* **WORK TASK 1**:
According to the news report on Tanzania's yellow fever alert, in which city did the health minister speak to reporters?
* **WORK TASK 2**:
Summarize the news report on Tanzania's yellow fever alert in two sentences.
* **WORK TASK 3**:
Continue the news report on Tanzania's yellow fever alert from its final sentence.

[SUPPLIED PASSAGE Boundary: Start]

Yellow fever vaccines and the vaccine card. File Photo

Travelers from high risk countries are not allowed to enter into the country without proof of yellow fever vaccination certificates

Dar es Salaam, Tanzania | Xinhua | Tanzanian health authorities said on Wednesday the government is on high alert over the reported outbreak of yellow fever in neighboring Kenya.

Ummy Mwalimu, the Minister for Health, said the ministry has reinforced checks against the deadly virus on the country’s borders and other entry points, including ports and airports.

“Health personnel at all the country’s borders and other points of entry including ports and airports have been directed to ensure that travelers from high risk countries in parts of Africa and Latin America are not allowed to enter into the country without proof of yellow fever vaccination certificates,” Mwalimu told a news conference in the capital Dodoma.

She said until now, Tanzania has not recorded any case of yellow fever, a viral infection spread by a particular type of mosquito that causes fever, headache, nausea and vomiting.

[SUPPLIED PASSAGE Boundary: End]
[DATASET ENTRIES Boundary: Start]

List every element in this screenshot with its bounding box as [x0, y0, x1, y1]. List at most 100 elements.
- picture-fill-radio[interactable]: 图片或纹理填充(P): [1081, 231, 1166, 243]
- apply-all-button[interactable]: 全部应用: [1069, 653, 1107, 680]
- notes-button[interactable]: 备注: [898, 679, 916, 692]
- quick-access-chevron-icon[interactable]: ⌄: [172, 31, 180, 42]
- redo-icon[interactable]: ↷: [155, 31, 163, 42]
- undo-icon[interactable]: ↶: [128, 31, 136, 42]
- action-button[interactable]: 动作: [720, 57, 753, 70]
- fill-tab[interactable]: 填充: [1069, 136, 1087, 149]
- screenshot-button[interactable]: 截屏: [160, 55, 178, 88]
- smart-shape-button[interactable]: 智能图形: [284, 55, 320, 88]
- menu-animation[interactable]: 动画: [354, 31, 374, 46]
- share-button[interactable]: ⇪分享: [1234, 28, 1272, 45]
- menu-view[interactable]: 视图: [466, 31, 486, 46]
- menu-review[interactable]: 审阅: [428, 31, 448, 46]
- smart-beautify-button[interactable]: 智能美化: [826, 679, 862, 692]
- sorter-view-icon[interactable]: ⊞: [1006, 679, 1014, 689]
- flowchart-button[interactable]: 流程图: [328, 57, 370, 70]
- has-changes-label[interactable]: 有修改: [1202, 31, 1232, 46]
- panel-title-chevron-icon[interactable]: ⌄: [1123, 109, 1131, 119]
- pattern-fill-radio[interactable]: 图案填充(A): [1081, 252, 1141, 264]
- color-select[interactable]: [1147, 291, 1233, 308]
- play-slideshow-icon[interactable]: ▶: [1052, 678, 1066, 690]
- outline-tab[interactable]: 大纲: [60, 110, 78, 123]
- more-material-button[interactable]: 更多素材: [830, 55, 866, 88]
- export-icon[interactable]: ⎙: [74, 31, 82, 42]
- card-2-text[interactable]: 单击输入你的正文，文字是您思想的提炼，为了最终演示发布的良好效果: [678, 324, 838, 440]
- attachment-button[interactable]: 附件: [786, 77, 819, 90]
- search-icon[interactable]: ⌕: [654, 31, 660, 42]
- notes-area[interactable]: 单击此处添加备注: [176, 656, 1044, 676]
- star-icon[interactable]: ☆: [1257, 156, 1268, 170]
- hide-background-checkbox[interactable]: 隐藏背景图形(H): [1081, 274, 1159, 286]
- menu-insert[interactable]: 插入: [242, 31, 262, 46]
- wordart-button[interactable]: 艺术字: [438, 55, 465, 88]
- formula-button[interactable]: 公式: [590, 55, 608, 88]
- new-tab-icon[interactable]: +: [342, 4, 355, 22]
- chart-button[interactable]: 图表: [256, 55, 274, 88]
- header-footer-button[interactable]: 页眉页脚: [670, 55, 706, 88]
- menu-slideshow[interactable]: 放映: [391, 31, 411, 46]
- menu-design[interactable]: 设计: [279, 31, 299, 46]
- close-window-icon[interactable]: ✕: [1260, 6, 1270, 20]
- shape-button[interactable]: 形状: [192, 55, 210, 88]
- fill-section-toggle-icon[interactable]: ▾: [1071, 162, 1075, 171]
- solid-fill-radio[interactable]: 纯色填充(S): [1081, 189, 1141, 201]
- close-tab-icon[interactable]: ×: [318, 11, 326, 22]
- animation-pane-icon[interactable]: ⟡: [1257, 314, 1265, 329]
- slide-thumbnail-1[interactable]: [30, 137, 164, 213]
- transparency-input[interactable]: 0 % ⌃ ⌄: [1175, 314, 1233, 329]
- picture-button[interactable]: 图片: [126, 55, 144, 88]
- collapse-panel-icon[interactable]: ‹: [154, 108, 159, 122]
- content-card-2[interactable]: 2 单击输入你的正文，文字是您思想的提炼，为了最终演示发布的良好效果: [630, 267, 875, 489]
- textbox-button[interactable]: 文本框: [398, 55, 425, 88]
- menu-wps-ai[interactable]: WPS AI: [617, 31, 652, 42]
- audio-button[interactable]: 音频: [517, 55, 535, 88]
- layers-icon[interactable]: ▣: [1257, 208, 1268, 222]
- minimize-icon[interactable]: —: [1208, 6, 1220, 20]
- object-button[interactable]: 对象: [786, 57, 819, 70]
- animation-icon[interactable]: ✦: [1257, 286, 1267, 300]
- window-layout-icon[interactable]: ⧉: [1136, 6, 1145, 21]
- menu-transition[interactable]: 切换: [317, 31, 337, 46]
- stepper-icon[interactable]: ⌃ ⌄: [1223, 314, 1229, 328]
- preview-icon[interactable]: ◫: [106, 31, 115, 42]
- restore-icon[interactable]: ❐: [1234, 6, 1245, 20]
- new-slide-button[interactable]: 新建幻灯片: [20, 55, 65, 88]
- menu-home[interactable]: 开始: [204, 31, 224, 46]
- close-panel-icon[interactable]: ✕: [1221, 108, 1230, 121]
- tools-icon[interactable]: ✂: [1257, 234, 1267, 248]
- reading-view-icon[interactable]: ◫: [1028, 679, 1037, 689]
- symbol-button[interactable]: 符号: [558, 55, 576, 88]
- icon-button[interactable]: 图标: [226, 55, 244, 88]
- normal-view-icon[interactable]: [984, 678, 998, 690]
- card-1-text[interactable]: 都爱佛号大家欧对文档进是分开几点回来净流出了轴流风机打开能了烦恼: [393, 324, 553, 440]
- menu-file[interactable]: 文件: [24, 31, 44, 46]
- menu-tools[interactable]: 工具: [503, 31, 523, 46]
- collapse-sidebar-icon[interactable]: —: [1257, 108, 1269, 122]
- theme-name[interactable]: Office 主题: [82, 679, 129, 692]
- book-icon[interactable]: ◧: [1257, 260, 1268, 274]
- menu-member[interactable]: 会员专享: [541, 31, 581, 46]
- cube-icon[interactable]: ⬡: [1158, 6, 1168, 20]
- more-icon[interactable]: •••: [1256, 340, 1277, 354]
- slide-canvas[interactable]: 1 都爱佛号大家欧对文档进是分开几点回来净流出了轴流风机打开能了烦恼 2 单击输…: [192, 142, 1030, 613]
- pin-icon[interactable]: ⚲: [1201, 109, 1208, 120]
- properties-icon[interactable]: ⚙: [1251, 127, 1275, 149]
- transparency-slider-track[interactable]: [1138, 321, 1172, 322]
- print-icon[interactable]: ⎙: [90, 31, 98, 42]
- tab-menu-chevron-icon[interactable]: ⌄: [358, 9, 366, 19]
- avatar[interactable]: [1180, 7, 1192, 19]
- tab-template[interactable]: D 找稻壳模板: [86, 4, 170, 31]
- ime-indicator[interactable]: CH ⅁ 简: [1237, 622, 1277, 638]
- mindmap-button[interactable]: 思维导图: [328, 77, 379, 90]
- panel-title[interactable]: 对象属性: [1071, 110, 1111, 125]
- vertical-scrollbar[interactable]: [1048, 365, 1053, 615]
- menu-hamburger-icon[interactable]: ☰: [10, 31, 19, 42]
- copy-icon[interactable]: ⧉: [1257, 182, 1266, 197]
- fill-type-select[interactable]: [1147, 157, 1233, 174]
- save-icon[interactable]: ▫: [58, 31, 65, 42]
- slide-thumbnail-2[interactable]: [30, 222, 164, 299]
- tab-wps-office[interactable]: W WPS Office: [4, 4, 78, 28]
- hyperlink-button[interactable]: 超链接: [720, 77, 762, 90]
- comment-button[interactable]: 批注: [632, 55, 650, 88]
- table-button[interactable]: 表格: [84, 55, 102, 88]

[DATASET ENTRIES Boundary: End]

* **EXERCISE ANSWER 1**:
Dodoma, the capital.

* **EXERCISE ANSWER 2**:
Tanzanian health authorities said the government is on high alert over a reported yellow fever outbreak in neighboring Kenya. Health Minister Ummy Mwalimu said border and entry-point checks have been reinforced so that travelers from high-risk countries cannot enter without proof of vaccination, and she noted that Tanzania has not yet recorded any case.

* **EXERCISE ANSWER 3**:
Mwalimu, who was flanked by the World Health Organization (WHO) Country Representative for Tanzania, Tigest Mengestu, said there were unconfirmed reports that the disease has also been identified in Uganda, South Sudan and Chad.

She said Tanzania has never experienced the outbreak of yellow fever since 1950.

Mwalimu said on March 3, the WHO informed the government of Tanzania on the outbreak of yellow fever in the pastoralist and remote county of Isiolo in Kenya, about 270 kilometers north of the capital Nairobi.

For her part, the WHO country representative underscored the need to intensify surveillance, saying diagnosis alone was not enough as the symptoms of yellow fever resembled other diseases like dengue and malaria.

Yellow fever can become more fatal, causing heart, liver and kidney problems along with bleeding.